*** Working data ***

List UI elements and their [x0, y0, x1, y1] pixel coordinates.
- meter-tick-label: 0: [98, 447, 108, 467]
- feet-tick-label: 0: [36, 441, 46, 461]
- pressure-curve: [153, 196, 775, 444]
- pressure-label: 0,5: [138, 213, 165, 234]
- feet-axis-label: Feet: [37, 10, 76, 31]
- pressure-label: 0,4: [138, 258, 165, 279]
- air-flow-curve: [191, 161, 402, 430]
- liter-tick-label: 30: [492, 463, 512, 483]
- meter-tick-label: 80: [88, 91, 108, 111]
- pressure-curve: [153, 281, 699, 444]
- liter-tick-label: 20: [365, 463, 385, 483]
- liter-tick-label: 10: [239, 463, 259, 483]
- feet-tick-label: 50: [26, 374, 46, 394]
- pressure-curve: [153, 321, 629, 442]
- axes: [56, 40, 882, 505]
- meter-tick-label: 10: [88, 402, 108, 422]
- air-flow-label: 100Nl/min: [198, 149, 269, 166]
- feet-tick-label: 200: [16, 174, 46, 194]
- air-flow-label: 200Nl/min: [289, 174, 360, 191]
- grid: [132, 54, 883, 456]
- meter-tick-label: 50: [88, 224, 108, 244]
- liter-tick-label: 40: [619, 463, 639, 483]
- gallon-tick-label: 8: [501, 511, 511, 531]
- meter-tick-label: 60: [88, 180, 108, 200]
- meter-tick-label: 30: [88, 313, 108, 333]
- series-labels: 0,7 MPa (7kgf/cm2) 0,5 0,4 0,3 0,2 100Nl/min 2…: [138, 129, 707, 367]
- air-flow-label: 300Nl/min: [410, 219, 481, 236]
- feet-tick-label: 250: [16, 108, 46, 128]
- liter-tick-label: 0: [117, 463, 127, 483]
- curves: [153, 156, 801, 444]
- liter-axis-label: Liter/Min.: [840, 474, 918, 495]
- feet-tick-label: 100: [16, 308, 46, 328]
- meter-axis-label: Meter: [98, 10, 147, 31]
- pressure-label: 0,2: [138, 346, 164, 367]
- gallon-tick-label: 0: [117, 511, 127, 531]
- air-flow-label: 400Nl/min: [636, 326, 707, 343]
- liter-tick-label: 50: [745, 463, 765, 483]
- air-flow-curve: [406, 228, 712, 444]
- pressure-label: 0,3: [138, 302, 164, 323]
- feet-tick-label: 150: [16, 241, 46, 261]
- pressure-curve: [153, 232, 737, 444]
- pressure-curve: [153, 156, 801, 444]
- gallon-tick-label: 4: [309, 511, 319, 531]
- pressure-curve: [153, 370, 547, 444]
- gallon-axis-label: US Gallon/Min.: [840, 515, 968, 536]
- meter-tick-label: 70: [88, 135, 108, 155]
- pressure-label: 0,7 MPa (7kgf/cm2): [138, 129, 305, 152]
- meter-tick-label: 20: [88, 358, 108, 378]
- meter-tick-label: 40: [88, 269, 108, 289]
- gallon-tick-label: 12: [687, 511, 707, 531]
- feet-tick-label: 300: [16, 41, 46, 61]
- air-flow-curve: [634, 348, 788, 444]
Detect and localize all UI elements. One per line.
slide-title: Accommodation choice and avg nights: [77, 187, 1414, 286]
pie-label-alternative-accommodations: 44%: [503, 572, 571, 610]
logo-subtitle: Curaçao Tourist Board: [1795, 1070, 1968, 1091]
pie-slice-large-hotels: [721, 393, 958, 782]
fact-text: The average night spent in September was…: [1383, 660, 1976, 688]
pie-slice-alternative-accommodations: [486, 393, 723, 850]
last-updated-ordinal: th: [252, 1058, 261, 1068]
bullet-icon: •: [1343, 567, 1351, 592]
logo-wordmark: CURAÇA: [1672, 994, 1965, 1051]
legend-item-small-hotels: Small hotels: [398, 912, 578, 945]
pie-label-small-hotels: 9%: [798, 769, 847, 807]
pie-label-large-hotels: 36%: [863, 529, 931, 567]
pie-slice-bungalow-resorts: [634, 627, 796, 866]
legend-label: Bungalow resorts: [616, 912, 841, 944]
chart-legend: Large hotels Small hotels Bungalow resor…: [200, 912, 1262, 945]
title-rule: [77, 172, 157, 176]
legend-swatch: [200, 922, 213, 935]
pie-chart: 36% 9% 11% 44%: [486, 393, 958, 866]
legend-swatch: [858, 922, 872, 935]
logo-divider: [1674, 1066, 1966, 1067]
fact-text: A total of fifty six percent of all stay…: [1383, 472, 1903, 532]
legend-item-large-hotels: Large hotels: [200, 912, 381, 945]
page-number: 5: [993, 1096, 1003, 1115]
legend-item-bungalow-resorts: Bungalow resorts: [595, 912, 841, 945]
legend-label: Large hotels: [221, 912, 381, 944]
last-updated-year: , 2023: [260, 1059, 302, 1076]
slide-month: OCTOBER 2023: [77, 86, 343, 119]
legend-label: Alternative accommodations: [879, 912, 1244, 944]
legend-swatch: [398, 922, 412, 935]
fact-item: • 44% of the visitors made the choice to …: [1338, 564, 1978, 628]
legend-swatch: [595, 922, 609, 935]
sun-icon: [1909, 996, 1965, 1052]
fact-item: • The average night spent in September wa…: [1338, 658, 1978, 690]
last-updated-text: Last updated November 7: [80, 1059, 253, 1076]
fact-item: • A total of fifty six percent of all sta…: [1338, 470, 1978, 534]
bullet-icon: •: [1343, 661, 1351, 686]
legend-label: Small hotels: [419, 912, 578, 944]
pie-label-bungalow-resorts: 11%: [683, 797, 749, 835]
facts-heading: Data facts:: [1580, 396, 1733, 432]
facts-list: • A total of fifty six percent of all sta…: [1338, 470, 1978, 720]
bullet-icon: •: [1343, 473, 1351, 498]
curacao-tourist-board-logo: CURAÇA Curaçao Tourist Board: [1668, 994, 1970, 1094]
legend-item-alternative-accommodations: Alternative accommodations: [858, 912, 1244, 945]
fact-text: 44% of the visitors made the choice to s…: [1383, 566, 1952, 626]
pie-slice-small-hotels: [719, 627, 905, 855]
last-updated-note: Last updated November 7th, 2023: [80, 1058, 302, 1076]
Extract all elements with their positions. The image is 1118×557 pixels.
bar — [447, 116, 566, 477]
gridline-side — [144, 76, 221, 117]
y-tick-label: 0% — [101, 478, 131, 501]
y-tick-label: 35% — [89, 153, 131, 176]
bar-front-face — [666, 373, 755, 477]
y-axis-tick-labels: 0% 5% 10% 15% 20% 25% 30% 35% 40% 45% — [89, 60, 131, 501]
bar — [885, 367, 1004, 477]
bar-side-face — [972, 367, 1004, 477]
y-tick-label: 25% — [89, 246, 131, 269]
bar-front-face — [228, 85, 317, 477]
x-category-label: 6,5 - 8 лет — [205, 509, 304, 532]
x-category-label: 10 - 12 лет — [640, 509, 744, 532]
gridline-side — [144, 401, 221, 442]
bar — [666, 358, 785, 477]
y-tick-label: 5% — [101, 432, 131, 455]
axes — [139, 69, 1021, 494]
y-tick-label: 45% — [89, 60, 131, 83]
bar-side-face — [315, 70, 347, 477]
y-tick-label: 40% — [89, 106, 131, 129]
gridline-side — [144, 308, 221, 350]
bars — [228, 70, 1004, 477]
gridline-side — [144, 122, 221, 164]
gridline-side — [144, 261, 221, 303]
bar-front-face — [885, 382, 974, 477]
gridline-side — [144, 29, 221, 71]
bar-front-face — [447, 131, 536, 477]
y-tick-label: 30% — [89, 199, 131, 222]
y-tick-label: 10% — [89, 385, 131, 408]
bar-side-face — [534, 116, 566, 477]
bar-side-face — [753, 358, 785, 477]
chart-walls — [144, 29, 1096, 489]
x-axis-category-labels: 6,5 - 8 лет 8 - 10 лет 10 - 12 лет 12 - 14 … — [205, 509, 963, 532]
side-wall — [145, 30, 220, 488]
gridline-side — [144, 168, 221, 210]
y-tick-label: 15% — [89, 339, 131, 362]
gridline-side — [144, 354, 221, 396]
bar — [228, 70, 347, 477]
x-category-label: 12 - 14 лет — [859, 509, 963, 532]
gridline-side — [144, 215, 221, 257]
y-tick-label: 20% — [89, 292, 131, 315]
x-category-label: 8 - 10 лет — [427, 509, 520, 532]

***

Report every row above that contains the string "axes", copying each one in full.

- axes: [56, 40, 882, 505]
axes — [139, 69, 1021, 494]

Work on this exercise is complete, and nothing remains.